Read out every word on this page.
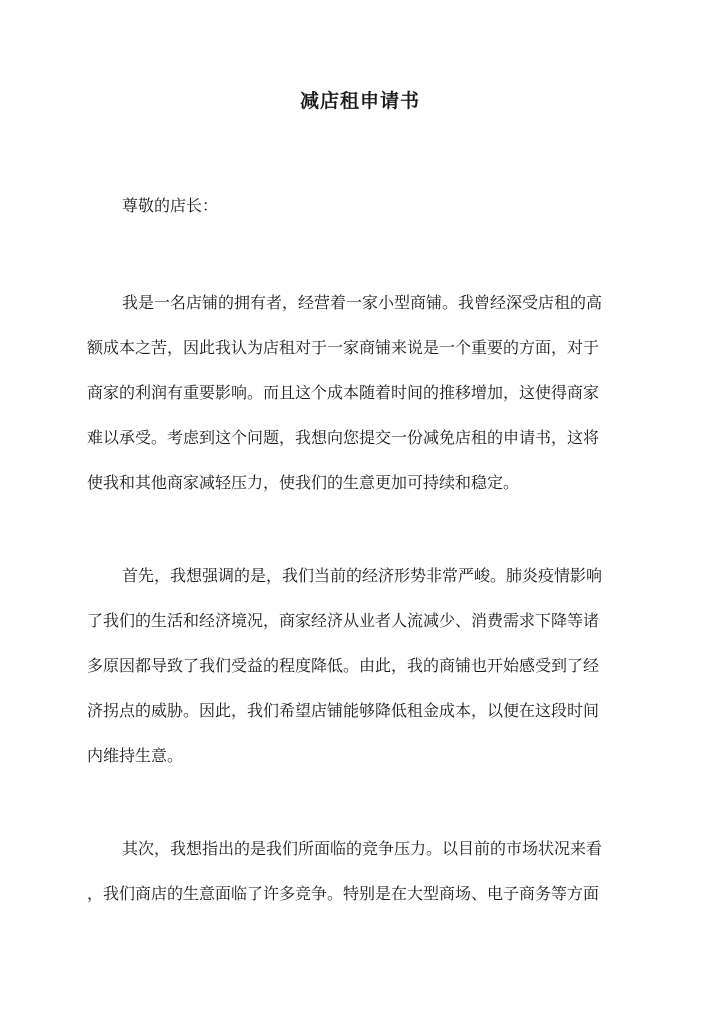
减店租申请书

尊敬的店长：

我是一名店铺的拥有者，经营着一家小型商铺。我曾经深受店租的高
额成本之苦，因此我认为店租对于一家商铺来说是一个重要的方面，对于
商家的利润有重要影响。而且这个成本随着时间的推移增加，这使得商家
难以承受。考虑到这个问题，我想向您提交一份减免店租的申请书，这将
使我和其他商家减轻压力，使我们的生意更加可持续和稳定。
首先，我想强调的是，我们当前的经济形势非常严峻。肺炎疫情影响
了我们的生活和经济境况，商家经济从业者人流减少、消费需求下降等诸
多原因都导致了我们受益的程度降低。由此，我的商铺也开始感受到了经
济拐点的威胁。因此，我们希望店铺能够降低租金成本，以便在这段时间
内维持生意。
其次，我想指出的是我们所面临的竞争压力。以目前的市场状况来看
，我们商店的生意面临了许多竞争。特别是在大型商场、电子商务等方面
* * * * *
> [The exercise] Reproduce the entries exactly. Do not carry over any picture.

> [Result for this task]
Read out every word on this page.
减店租申请书

尊敬的店长：

我是一名店铺的拥有者，经营着一家小型商铺。我曾经深受店租的高
额成本之苦，因此我认为店租对于一家商铺来说是一个重要的方面，对于
商家的利润有重要影响。而且这个成本随着时间的推移增加，这使得商家
难以承受。考虑到这个问题，我想向您提交一份减免店租的申请书，这将
使我和其他商家减轻压力，使我们的生意更加可持续和稳定。
首先，我想强调的是，我们当前的经济形势非常严峻。肺炎疫情影响
了我们的生活和经济境况，商家经济从业者人流减少、消费需求下降等诸
多原因都导致了我们受益的程度降低。由此，我的商铺也开始感受到了经
济拐点的威胁。因此，我们希望店铺能够降低租金成本，以便在这段时间
内维持生意。
其次，我想指出的是我们所面临的竞争压力。以目前的市场状况来看
，我们商店的生意面临了许多竞争。特别是在大型商场、电子商务等方面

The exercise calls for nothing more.